• _EXERCISE BRIEF_
Look through the records below, and copy out every line that holds the string "navy".

• _DATA FOR THE TASK_
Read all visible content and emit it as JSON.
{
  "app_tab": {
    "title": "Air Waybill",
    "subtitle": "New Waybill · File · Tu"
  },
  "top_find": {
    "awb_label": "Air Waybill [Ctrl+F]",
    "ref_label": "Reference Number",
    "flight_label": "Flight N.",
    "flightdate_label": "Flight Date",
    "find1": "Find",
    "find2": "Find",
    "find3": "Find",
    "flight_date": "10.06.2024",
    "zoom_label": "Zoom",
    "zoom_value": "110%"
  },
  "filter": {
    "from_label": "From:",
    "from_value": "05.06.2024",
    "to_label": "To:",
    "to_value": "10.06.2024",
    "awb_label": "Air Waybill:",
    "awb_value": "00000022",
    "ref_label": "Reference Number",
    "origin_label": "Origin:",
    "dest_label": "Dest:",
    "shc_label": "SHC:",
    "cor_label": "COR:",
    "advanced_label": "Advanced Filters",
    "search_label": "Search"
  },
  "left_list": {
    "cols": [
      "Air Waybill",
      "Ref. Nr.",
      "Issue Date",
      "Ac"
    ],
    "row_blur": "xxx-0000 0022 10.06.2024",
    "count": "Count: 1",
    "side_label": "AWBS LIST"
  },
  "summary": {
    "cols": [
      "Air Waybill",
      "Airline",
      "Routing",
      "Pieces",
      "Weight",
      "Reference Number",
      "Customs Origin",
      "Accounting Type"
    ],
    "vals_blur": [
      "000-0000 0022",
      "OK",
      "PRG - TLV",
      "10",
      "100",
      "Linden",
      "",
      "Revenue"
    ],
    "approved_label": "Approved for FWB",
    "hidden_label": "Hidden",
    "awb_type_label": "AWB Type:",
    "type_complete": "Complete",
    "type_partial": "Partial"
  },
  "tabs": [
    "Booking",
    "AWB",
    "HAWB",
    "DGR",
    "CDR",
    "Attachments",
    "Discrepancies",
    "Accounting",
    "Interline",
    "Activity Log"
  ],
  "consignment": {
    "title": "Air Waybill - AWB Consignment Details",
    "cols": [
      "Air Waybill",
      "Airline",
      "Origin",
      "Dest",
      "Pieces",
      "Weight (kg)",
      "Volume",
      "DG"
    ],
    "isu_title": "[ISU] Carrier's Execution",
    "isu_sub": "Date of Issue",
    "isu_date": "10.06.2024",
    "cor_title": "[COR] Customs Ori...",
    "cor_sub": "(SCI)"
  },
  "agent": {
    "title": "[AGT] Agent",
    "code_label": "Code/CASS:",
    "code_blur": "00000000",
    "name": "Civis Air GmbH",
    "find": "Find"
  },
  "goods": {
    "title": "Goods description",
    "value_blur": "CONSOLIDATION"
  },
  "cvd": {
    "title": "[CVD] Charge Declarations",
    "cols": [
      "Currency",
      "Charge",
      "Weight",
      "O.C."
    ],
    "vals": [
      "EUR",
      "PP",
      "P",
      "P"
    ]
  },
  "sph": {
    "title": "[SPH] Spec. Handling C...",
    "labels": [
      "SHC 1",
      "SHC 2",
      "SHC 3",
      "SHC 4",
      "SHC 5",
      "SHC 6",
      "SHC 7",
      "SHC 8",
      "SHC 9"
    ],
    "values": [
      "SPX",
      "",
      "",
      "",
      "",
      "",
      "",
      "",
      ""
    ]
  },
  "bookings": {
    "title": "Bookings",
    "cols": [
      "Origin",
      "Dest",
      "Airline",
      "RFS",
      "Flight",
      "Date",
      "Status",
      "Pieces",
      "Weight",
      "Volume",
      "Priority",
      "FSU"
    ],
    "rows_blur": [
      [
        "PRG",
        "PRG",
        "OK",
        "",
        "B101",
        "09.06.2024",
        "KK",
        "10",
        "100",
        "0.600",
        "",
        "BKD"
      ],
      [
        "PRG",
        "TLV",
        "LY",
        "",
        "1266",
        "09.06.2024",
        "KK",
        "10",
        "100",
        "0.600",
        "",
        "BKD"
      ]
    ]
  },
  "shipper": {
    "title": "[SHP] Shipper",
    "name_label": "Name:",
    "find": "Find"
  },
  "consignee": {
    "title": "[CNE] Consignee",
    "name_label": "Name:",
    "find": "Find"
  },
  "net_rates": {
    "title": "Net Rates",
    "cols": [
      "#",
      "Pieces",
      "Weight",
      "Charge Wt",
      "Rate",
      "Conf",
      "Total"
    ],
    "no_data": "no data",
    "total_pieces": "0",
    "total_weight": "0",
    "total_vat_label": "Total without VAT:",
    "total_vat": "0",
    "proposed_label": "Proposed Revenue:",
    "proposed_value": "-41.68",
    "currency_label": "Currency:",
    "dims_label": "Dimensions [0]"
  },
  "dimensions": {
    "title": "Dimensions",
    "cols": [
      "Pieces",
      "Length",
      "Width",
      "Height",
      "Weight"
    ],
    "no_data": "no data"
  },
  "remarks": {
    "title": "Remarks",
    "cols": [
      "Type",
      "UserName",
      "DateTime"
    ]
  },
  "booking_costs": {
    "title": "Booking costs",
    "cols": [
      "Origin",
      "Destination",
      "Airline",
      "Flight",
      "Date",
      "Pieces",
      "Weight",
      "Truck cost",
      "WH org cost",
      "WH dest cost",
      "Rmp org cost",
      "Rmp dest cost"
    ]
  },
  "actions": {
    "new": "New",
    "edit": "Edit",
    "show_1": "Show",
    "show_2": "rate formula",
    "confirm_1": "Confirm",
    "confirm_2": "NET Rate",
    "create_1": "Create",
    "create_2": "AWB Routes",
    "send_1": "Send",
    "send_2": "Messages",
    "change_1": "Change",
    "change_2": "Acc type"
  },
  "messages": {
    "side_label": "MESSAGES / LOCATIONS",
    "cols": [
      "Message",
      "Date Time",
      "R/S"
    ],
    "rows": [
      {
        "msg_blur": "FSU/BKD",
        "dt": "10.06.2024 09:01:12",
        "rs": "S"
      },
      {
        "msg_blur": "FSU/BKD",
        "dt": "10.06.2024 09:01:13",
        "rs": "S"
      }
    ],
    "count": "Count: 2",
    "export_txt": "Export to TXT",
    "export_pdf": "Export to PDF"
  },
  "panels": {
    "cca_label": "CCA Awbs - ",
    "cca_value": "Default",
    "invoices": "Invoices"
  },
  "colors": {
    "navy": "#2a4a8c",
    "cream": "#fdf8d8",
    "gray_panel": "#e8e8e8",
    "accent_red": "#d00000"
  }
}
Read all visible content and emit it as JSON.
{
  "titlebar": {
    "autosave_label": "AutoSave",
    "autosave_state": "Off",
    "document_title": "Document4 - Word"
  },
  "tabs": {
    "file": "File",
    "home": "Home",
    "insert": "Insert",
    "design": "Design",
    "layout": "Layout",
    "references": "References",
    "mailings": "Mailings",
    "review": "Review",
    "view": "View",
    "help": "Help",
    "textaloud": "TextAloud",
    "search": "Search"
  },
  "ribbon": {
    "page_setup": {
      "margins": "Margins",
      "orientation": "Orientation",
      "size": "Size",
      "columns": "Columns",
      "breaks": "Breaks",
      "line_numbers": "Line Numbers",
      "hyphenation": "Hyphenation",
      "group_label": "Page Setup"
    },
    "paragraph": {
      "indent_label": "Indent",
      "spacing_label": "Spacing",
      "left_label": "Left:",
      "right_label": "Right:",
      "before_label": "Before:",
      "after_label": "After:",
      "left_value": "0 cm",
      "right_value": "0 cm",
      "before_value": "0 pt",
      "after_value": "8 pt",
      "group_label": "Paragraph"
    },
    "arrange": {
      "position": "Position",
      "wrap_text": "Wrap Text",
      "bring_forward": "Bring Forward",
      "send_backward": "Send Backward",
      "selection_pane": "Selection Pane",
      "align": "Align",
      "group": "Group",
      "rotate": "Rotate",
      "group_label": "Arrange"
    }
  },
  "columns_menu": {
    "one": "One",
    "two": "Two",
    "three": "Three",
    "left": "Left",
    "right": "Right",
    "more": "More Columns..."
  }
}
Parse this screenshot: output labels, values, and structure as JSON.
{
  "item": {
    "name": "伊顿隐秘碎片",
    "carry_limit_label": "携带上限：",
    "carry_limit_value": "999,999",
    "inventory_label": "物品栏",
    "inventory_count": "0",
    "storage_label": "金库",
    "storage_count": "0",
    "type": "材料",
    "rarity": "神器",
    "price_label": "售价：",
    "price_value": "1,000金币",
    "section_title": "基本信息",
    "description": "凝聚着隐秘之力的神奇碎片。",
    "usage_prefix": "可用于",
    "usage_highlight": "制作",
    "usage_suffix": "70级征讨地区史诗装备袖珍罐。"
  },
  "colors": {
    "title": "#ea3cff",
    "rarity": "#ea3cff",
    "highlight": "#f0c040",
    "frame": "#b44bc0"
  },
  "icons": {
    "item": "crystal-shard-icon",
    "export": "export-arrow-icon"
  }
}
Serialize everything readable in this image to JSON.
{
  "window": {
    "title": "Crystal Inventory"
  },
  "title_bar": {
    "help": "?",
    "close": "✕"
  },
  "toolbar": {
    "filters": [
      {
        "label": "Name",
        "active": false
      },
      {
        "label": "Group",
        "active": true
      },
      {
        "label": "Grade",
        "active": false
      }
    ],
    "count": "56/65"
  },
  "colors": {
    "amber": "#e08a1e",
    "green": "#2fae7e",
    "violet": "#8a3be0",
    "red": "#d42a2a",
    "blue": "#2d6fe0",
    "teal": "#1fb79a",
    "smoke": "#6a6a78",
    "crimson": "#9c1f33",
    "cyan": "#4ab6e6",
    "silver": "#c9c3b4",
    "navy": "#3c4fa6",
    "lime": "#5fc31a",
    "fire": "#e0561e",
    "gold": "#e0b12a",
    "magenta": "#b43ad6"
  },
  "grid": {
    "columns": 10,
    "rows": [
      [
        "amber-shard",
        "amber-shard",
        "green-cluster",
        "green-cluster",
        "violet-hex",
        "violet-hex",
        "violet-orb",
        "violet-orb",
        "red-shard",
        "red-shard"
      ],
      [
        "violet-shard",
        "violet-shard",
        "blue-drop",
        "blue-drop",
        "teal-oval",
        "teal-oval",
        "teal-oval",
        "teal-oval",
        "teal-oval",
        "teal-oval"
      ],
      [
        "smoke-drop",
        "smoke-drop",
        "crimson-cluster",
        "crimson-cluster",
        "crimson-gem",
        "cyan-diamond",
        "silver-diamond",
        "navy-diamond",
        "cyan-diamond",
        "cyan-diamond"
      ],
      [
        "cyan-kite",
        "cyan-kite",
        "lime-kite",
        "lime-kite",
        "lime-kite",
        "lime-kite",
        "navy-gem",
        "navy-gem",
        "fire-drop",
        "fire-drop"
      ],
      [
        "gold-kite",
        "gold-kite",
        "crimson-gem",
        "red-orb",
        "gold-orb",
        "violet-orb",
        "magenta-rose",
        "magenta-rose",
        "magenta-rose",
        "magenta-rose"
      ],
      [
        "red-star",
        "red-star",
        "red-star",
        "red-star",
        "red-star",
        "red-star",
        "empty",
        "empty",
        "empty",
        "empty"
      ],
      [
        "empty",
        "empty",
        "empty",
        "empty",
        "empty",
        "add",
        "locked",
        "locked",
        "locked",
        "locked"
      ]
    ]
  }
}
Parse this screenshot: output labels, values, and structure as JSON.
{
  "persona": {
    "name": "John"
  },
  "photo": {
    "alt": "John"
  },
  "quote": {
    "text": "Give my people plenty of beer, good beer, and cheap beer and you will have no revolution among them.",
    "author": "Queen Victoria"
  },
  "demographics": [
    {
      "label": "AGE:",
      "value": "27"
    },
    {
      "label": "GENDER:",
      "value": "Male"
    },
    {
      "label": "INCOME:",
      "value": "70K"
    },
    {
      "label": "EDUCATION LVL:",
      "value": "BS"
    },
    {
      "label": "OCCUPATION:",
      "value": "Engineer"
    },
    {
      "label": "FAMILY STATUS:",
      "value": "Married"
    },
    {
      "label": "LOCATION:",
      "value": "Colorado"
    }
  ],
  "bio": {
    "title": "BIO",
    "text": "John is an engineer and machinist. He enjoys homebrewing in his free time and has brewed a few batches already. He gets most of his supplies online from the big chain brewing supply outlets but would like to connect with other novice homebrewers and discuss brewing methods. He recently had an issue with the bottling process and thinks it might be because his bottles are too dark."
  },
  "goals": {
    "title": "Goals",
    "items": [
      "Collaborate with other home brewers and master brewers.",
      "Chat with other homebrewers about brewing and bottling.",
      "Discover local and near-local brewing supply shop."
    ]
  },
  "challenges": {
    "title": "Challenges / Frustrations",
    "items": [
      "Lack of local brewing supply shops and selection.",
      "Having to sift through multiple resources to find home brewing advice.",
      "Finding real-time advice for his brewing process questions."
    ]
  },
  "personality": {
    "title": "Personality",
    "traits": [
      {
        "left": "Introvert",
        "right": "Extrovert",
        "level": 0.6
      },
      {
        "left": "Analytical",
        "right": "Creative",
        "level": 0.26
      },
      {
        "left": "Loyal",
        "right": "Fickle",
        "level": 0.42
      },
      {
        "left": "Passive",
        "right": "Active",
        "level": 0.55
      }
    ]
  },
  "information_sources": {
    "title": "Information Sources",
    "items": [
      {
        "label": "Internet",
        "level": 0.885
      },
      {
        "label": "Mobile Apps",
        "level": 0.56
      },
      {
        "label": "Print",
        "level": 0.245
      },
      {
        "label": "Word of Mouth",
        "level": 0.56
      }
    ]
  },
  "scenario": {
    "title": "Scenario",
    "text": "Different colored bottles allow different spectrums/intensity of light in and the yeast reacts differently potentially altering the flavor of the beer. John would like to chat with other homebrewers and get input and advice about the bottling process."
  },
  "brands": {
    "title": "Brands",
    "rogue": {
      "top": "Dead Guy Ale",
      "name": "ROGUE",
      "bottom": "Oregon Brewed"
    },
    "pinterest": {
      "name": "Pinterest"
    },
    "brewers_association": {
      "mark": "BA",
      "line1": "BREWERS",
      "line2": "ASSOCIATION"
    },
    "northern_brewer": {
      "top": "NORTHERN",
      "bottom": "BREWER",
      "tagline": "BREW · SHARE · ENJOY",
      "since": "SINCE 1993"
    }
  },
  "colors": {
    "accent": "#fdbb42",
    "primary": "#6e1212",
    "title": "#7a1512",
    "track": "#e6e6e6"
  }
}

• _ANSWER TO THE PROBLEM_
    "navy": "#2a4a8c",
    "navy": "#3c4fa6",
        "navy-diamond",
        "navy-gem",
        "navy-gem",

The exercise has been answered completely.